Task objective:
List each line of the data that holds the string "xlabel", please.

=== The records ===

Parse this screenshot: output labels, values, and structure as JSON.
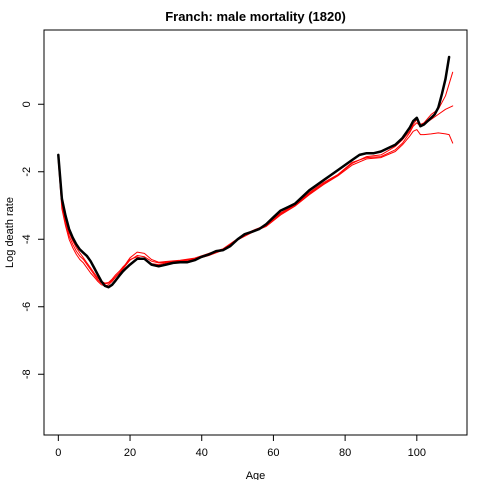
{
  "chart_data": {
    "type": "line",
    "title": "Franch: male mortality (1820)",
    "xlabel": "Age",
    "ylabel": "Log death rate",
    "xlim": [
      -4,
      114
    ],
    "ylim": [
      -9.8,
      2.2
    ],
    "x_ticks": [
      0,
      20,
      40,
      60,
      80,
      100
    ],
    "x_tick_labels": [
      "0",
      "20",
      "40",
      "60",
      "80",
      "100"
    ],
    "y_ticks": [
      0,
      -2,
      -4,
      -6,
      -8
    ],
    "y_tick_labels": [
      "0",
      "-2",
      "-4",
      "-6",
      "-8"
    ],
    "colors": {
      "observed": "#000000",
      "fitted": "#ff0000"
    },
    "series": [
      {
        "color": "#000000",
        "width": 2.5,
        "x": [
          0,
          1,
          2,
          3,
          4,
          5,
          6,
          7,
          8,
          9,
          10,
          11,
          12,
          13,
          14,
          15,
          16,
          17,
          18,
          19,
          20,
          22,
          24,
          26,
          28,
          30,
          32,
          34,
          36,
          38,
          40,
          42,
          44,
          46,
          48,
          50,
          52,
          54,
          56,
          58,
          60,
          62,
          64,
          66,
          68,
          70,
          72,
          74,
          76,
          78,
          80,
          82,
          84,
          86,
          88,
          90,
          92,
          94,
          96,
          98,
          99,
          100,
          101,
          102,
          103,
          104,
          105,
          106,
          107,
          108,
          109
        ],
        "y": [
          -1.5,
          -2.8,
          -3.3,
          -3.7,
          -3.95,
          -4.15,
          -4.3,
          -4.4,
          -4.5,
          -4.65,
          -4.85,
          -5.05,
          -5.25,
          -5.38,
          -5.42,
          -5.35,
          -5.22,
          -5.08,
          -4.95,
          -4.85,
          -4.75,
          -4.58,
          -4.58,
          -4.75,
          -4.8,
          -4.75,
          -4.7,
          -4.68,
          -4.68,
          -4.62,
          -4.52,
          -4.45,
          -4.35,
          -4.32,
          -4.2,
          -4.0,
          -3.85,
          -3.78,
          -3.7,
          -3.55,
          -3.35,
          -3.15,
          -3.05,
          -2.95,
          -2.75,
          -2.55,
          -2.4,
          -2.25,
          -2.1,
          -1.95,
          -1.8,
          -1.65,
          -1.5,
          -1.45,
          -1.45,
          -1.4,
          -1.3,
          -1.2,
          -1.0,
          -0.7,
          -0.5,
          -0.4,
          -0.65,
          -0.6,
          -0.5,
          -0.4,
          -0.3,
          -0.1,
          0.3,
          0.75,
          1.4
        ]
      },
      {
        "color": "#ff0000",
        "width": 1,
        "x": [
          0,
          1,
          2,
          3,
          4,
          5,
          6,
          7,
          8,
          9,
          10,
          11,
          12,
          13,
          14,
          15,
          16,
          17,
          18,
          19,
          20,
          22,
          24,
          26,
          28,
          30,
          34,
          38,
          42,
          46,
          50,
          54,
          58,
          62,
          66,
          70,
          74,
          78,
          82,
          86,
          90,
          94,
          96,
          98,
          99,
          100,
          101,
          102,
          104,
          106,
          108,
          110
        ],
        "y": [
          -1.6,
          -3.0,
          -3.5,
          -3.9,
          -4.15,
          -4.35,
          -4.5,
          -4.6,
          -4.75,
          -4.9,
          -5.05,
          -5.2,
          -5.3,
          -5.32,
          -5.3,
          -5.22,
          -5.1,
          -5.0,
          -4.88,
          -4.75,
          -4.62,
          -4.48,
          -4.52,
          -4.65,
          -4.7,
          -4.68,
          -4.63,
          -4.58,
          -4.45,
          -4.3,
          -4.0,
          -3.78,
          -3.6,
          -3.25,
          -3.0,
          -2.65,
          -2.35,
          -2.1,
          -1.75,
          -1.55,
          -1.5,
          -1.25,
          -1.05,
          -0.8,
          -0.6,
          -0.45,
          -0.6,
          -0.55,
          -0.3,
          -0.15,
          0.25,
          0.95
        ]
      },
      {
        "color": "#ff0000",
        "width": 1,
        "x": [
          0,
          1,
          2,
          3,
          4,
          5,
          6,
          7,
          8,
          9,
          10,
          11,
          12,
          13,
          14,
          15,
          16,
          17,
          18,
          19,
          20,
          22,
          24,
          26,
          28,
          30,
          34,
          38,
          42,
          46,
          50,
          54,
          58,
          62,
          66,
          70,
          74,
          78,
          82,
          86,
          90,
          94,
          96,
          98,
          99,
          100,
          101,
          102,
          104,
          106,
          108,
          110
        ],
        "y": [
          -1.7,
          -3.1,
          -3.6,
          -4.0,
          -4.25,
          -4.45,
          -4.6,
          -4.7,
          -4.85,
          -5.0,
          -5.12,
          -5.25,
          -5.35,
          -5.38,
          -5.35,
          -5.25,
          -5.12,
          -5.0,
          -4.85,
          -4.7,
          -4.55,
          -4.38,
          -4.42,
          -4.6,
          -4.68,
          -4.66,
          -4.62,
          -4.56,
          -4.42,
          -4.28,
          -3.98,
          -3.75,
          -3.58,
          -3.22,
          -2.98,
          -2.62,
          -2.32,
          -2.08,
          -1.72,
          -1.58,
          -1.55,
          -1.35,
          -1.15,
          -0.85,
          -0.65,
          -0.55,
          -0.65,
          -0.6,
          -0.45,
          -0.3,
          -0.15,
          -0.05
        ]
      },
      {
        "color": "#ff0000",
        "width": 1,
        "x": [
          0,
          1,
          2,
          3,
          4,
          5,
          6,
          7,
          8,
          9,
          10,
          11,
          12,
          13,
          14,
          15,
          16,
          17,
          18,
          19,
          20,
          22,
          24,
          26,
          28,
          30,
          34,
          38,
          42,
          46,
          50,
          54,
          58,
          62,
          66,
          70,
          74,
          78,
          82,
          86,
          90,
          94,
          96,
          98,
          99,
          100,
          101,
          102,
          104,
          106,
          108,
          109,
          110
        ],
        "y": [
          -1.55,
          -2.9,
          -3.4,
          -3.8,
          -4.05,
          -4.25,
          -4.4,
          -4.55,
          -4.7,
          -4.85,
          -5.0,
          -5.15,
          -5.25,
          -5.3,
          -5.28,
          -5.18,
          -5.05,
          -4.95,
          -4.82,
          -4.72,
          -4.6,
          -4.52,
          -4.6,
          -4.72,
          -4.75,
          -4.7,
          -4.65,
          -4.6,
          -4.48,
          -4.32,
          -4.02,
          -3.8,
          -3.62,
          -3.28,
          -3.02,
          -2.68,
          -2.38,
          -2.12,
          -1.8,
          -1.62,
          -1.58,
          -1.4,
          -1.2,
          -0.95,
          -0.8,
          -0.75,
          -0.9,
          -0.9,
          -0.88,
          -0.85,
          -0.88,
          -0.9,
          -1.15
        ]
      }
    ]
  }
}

===
=== The records ===

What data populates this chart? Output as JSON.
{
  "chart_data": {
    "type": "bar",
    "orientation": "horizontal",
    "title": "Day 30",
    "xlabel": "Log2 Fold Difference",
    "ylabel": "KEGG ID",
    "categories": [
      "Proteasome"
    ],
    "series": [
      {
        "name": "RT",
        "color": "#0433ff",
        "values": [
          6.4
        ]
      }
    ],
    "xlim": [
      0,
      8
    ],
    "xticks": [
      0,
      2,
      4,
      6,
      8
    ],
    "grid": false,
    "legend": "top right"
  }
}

===

Final answer:
    "xlabel": "Age",
    "xlabel": "Log2 Fold Difference",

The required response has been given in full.